■ **PROBLEM TO SOLVE**
Extract every line of the material below and reproduce it faithfully.

■ **PROVIDED ENTRIES**
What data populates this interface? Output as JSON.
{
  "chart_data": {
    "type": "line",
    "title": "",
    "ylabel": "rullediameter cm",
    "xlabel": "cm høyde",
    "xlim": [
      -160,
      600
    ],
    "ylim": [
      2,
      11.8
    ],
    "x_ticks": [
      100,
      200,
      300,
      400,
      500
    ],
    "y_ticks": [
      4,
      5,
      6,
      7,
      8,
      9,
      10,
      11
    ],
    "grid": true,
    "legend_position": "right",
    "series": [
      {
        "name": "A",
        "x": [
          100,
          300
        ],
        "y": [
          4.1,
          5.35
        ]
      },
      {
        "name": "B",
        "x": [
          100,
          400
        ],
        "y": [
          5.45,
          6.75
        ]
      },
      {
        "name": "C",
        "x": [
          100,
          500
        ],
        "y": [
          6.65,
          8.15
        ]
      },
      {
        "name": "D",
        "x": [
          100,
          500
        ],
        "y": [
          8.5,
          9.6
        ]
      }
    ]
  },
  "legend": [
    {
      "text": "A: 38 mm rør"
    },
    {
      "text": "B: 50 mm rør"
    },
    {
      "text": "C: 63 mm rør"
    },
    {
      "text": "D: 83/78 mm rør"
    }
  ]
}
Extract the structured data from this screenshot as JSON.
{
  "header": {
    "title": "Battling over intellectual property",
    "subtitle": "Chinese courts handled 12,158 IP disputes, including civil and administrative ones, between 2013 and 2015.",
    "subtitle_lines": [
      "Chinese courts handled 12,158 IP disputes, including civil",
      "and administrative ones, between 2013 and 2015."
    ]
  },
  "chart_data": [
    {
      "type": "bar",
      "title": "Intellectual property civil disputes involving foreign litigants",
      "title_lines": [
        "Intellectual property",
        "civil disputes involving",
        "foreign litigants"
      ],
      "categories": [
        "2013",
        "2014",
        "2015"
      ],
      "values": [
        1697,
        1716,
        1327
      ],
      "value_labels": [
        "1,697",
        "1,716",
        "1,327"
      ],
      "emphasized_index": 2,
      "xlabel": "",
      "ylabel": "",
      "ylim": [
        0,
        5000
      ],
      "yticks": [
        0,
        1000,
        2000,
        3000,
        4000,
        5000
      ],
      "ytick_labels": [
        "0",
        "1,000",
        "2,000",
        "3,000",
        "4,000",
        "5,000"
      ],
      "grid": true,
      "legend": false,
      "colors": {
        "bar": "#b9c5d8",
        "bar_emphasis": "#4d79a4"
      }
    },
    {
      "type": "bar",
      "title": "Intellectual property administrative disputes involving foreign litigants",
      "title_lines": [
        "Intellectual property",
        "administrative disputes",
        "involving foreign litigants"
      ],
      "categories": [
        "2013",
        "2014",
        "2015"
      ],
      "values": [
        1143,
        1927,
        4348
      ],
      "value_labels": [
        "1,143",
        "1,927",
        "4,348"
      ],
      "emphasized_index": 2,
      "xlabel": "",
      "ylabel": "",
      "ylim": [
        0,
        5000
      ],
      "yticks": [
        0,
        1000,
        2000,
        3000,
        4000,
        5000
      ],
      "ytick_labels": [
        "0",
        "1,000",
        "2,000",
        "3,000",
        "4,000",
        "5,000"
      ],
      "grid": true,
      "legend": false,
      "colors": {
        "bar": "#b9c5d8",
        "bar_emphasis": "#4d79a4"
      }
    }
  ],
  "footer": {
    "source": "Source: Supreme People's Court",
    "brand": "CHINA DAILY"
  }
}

■ **WORKED SOLUTION**
What data populates this interface? Output as JSON.
{
  "chart_data": {
    "type": "line",
    "title": "",
    "ylabel": "rullediameter cm",
    "xlabel": "cm høyde",
    "xlim": [
      -160,
      600
    ],
    "ylim": [
      2,
      11.8
    ],
    "x_ticks": [
      100,
      200,
      300,
      400,
      500
    ],
    "y_ticks": [
      4,
      5,
      6,
      7,
      8,
      9,
      10,
      11
    ],
    "grid": true,
    "legend_position": "right",
    "series": [
      {
        "name": "A",
        "x": [
          100,
          300
        ],
        "y": [
          4.1,
          5.35
        ]
      },
      {
        "name": "B",
        "x": [
          100,
          400
        ],
        "y": [
          5.45,
          6.75
        ]
      },
      {
        "name": "C",
        "x": [
          100,
          500
        ],
        "y": [
          6.65,
          8.15
        ]
      },
      {
        "name": "D",
        "x": [
          100,
          500
        ],
        "y": [
          8.5,
          9.6
        ]
      }
    ]
  },
  "legend": [
    {
      "text": "A: 38 mm rør"
    },
    {
      "text": "B: 50 mm rør"
    },
    {
      "text": "C: 63 mm rør"
    },
    {
      "text": "D: 83/78 mm rør"
    }
  ]
}
Extract the structured data from this screenshot as JSON.
{
  "header": {
    "title": "Battling over intellectual property",
    "subtitle": "Chinese courts handled 12,158 IP disputes, including civil and administrative ones, between 2013 and 2015.",
    "subtitle_lines": [
      "Chinese courts handled 12,158 IP disputes, including civil",
      "and administrative ones, between 2013 and 2015."
    ]
  },
  "chart_data": [
    {
      "type": "bar",
      "title": "Intellectual property civil disputes involving foreign litigants",
      "title_lines": [
        "Intellectual property",
        "civil disputes involving",
        "foreign litigants"
      ],
      "categories": [
        "2013",
        "2014",
        "2015"
      ],
      "values": [
        1697,
        1716,
        1327
      ],
      "value_labels": [
        "1,697",
        "1,716",
        "1,327"
      ],
      "emphasized_index": 2,
      "xlabel": "",
      "ylabel": "",
      "ylim": [
        0,
        5000
      ],
      "yticks": [
        0,
        1000,
        2000,
        3000,
        4000,
        5000
      ],
      "ytick_labels": [
        "0",
        "1,000",
        "2,000",
        "3,000",
        "4,000",
        "5,000"
      ],
      "grid": true,
      "legend": false,
      "colors": {
        "bar": "#b9c5d8",
        "bar_emphasis": "#4d79a4"
      }
    },
    {
      "type": "bar",
      "title": "Intellectual property administrative disputes involving foreign litigants",
      "title_lines": [
        "Intellectual property",
        "administrative disputes",
        "involving foreign litigants"
      ],
      "categories": [
        "2013",
        "2014",
        "2015"
      ],
      "values": [
        1143,
        1927,
        4348
      ],
      "value_labels": [
        "1,143",
        "1,927",
        "4,348"
      ],
      "emphasized_index": 2,
      "xlabel": "",
      "ylabel": "",
      "ylim": [
        0,
        5000
      ],
      "yticks": [
        0,
        1000,
        2000,
        3000,
        4000,
        5000
      ],
      "ytick_labels": [
        "0",
        "1,000",
        "2,000",
        "3,000",
        "4,000",
        "5,000"
      ],
      "grid": true,
      "legend": false,
      "colors": {
        "bar": "#b9c5d8",
        "bar_emphasis": "#4d79a4"
      }
    }
  ],
  "footer": {
    "source": "Source: Supreme People's Court",
    "brand": "CHINA DAILY"
  }
}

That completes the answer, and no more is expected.